» Given instruction
Identify all lines of the data containing the string "JSON" and copy them.

**** The data

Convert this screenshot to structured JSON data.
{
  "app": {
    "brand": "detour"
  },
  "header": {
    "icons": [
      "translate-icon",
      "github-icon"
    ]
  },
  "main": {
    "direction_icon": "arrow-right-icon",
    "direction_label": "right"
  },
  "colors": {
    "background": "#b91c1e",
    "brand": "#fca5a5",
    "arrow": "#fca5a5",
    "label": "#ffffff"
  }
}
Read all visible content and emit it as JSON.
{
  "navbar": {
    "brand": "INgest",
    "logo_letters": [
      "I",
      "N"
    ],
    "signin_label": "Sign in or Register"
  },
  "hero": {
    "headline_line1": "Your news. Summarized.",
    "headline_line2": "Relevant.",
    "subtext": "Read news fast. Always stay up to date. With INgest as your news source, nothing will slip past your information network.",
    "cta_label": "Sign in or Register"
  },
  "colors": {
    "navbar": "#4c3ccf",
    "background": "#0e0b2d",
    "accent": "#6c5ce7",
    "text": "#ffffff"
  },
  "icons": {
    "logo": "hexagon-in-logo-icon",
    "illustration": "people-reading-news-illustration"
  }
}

********

» Result of this exercise
Convert this screenshot to structured JSON data.
Read all visible content and emit it as JSON.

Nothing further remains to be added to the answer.